Requirement
Single out the lines of the material that contain "right" and copy them.

[Begin Source material]

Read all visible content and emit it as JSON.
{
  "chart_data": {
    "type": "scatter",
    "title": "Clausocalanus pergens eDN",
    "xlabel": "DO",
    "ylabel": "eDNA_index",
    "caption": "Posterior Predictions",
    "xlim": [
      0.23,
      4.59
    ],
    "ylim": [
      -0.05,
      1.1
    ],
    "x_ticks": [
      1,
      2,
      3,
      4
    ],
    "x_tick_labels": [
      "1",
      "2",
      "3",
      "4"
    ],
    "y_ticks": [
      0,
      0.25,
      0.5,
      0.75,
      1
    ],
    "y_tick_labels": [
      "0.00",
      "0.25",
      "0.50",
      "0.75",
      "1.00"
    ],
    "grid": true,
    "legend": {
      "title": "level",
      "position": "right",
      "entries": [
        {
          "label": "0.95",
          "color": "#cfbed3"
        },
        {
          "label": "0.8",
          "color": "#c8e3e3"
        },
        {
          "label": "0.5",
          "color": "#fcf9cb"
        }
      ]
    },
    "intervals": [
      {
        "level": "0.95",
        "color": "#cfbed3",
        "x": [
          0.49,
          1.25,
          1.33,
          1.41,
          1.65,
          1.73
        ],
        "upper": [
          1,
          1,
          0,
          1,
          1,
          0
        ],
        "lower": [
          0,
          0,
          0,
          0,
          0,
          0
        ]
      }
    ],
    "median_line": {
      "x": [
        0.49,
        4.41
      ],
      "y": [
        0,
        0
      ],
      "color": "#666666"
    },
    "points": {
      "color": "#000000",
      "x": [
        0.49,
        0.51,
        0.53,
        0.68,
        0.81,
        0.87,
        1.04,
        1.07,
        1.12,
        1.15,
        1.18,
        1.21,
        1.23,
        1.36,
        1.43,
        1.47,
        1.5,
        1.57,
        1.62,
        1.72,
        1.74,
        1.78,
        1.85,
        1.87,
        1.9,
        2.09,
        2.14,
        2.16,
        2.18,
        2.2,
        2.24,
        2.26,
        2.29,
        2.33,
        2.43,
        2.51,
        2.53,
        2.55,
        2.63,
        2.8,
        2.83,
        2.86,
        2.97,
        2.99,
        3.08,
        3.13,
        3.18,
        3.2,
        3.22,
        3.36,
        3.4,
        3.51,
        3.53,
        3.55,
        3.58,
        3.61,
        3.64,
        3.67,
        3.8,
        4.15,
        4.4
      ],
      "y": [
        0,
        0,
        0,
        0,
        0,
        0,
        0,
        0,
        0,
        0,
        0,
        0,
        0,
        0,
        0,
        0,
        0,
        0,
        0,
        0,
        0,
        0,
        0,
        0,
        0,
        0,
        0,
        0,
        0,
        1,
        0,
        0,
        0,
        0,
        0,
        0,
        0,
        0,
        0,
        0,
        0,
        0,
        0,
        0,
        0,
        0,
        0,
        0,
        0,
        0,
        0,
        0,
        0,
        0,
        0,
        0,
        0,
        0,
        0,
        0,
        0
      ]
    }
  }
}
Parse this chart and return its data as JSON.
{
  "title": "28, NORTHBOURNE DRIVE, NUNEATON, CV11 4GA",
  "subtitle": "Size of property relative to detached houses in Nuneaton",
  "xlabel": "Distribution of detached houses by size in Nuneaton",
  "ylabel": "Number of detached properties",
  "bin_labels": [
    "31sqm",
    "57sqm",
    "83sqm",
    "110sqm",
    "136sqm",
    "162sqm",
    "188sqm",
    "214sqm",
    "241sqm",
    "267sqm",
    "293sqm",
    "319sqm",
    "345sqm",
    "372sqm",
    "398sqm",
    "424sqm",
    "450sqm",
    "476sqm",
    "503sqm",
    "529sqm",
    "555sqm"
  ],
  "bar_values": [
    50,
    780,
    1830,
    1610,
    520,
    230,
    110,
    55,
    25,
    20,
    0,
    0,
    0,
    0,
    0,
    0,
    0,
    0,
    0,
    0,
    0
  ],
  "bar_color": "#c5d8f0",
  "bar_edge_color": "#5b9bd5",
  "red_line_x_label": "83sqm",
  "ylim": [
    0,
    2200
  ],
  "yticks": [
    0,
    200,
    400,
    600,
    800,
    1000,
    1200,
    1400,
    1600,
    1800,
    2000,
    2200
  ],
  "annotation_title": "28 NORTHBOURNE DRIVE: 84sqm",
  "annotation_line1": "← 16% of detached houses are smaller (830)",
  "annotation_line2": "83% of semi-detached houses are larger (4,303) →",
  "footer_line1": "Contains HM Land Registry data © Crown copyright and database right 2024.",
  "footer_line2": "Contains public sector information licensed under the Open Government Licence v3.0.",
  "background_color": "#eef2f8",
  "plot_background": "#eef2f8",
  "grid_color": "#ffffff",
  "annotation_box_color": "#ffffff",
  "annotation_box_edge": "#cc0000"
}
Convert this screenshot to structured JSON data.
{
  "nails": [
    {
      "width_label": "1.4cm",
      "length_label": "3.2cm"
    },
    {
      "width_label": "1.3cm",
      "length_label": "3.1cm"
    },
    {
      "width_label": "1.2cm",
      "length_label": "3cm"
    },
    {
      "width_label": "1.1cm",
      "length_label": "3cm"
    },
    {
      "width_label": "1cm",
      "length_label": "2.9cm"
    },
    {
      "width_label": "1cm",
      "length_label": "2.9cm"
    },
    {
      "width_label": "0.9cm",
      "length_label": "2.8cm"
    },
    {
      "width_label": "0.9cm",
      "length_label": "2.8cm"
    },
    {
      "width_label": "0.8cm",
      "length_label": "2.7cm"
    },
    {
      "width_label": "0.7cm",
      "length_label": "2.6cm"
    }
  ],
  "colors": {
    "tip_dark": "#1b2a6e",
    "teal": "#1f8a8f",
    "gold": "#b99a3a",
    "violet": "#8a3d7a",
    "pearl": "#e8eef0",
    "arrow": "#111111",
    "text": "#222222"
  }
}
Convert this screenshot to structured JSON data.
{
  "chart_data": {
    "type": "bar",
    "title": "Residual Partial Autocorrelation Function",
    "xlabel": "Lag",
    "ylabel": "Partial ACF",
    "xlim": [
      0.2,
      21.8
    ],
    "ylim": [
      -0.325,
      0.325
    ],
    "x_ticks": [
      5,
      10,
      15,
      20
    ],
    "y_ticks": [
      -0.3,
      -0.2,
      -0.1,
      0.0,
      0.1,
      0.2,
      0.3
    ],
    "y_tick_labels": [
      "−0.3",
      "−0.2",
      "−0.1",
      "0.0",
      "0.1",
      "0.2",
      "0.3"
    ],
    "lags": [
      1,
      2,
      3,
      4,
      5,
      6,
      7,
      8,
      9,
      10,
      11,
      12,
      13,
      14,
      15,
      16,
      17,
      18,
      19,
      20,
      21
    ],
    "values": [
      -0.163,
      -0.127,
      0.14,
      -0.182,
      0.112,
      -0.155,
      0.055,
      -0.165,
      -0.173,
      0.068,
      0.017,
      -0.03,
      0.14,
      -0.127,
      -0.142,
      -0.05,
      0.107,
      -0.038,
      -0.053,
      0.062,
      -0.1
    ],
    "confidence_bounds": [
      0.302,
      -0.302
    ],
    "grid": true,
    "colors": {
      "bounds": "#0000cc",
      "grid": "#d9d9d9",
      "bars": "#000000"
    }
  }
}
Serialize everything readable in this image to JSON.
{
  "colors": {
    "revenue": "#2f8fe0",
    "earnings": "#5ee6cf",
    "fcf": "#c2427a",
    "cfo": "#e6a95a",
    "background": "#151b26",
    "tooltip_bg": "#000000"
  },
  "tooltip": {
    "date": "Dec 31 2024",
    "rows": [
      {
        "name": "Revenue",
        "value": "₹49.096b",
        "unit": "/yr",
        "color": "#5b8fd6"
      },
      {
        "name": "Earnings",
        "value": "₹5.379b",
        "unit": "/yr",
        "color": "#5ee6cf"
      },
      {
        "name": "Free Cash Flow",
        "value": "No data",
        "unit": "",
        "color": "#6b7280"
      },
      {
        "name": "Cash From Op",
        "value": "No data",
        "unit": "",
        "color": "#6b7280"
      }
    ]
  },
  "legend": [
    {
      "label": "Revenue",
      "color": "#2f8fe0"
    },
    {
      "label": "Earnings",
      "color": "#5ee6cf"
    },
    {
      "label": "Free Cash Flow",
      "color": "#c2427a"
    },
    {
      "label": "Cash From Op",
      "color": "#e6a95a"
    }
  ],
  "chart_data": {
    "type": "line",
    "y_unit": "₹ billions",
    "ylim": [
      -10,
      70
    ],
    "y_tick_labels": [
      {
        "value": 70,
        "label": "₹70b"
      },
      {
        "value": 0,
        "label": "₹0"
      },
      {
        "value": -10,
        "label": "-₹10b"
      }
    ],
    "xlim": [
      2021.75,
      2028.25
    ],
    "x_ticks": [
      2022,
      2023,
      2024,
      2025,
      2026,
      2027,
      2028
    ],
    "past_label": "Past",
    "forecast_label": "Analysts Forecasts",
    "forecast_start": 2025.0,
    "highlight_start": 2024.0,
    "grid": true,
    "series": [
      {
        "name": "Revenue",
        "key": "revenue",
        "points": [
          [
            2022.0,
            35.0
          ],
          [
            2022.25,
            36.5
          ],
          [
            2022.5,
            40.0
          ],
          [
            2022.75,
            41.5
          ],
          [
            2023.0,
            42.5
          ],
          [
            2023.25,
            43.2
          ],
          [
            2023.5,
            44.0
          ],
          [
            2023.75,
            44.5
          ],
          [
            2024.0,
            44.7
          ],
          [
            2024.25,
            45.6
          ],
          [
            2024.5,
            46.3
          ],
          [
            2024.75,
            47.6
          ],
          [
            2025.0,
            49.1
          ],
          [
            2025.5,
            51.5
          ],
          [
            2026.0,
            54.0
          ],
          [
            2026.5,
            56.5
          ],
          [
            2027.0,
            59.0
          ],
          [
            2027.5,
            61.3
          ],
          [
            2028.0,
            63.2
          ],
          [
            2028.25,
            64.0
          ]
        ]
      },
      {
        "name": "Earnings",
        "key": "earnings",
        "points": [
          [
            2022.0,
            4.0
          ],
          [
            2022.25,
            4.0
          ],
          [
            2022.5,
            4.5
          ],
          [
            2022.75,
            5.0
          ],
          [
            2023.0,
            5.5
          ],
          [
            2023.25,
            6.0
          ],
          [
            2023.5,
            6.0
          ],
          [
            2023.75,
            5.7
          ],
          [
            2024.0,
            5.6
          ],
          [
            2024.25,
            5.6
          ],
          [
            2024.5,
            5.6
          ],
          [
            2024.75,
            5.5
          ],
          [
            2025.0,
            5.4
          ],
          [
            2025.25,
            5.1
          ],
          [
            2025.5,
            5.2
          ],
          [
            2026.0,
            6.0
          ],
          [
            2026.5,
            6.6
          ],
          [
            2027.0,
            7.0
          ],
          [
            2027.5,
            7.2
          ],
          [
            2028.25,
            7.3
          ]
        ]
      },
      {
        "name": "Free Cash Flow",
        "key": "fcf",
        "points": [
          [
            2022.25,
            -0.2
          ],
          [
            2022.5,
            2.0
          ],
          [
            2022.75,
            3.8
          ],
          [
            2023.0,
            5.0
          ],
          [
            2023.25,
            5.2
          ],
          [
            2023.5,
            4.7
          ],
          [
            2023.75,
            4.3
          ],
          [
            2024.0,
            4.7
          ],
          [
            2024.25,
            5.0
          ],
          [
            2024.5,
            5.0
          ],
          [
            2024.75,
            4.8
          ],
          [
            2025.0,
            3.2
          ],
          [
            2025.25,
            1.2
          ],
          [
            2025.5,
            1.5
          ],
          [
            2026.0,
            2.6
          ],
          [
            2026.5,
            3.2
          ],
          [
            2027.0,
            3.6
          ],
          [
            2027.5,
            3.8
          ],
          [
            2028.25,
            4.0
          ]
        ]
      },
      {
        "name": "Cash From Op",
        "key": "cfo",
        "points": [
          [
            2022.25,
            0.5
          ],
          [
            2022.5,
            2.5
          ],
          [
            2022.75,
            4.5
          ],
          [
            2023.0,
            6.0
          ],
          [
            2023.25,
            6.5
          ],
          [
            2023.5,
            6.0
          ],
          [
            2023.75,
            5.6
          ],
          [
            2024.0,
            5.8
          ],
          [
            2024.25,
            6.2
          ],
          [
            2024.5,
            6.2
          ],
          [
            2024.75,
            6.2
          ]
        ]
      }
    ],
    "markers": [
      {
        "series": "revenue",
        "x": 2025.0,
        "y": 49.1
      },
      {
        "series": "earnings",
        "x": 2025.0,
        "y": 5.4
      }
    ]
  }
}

[End Source material]

The answer
      "position": "right",
  "footer_line1": "Contains HM Land Registry data © Crown copyright and database right 2024.",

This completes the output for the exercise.